>> begin Selection
When the awful news of Davy Jones’ inexplicable passing broke on February 29, 2012, all possibilities of a future tour featuring all four Monkees ceased to exist. The erstwhile member of the manufactured for TV band, who sold more records than the Beatles or Rolling Stones combined during their peak in 1967, had long been the cute one. The one from Britain. The one who was always being picked on for being short.

Sharing lead vocals with drummer Micky Dolenz, Jones’s place in rock ‘n’ roll history is assured on performances like “I Wanna Be Free,” “A Little Bit Me, A Little Bit You,” “Forget That Girl,” “Shades of Gray,” “Daydream Believer,” “Star Collector,” “Valleri,” and “Daddy’s Song.”

Sadly, Jones didn’t live to see the band inducted into the Rock and Roll Hall of Fame, and maybe one day the powers that be will reconsider their decades-long ban on the innovative hit makers.

An Evening with the Monkees: The 45th Anniversary Tour was met with critical acclaim during the summer of 2011 with the band unleashing the Head soundtrack for the first time in concert. And 10 days before his death from a massive heart attack at his prized Florida horse ranch, Jones was still singing his heart out on solo shows.
>> end Selection
>> begin Listing
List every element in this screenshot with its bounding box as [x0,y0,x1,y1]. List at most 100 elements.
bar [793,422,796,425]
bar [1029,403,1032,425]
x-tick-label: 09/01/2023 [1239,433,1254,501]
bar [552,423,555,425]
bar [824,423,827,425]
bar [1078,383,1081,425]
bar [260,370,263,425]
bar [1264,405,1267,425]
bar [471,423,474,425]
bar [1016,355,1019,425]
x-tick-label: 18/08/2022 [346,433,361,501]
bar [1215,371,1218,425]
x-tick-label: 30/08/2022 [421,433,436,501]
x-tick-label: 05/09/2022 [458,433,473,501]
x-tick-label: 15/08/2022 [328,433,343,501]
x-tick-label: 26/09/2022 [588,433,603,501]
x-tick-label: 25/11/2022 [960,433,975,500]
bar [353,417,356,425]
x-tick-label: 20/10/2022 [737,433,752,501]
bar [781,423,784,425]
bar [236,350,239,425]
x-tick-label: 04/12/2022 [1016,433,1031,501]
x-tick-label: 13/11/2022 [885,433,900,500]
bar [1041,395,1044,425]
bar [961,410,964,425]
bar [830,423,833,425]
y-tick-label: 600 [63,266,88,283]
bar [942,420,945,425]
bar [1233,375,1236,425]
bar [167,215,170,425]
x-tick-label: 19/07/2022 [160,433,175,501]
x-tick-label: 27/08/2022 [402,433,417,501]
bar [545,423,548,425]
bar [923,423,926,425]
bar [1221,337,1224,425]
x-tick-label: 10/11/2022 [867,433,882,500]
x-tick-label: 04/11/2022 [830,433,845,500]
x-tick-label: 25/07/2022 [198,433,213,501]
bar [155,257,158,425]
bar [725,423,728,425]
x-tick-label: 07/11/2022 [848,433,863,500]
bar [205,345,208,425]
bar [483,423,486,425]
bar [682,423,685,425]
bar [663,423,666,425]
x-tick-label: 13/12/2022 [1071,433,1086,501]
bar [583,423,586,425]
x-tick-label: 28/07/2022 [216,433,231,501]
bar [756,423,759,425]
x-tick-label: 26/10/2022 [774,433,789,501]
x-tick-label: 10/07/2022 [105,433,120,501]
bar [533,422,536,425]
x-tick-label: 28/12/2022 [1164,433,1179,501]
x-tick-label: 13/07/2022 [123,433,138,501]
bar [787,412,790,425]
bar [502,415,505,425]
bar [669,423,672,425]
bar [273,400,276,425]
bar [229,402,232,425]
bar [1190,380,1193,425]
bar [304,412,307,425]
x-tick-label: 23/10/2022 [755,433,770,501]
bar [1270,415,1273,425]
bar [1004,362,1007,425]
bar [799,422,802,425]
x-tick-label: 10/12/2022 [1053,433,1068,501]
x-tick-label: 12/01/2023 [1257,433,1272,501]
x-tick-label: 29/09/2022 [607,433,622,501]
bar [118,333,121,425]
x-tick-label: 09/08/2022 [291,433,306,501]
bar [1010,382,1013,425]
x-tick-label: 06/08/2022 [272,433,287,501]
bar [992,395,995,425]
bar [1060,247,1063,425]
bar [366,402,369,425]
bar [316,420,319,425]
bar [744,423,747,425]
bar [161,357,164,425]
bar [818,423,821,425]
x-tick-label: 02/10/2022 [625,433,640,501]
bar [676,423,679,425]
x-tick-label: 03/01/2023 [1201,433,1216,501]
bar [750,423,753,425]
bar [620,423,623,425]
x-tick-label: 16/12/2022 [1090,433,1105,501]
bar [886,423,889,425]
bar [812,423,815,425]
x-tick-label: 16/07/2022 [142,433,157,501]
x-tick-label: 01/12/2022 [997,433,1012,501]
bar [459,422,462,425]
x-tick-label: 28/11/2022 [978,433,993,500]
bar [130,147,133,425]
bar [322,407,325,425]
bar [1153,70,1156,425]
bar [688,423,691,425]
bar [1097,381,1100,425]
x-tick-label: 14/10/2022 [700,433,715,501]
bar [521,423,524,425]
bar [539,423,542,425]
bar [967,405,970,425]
>> end Listing
• [To do]:
1/ Decide whether each statement agrees with the passage on Davy Jones. Answer yes or no, and quote the words from the passage that decide it.
(a) Jones shared lead vocals with Micky Dolenz.
(b) Jones lived to see the Monkees inducted into the Rock and Roll Hall of Fame.
(c) The 45th Anniversary Tour took place during the summer of 2011.
2/ According to the passage on Davy Jones, what caused his death and where did it occur?

• [Answers for this exercise]:
1/
(a) Yes: "Sharing lead vocals with drummer Micky Dolenz"
(b) No: "Sadly, Jones didn’t live to see the band inducted into the Rock and Roll Hall of Fame"
(c) Yes: "was met with critical acclaim during the summer of 2011"

2/ A massive heart attack at his prized Florida horse ranch.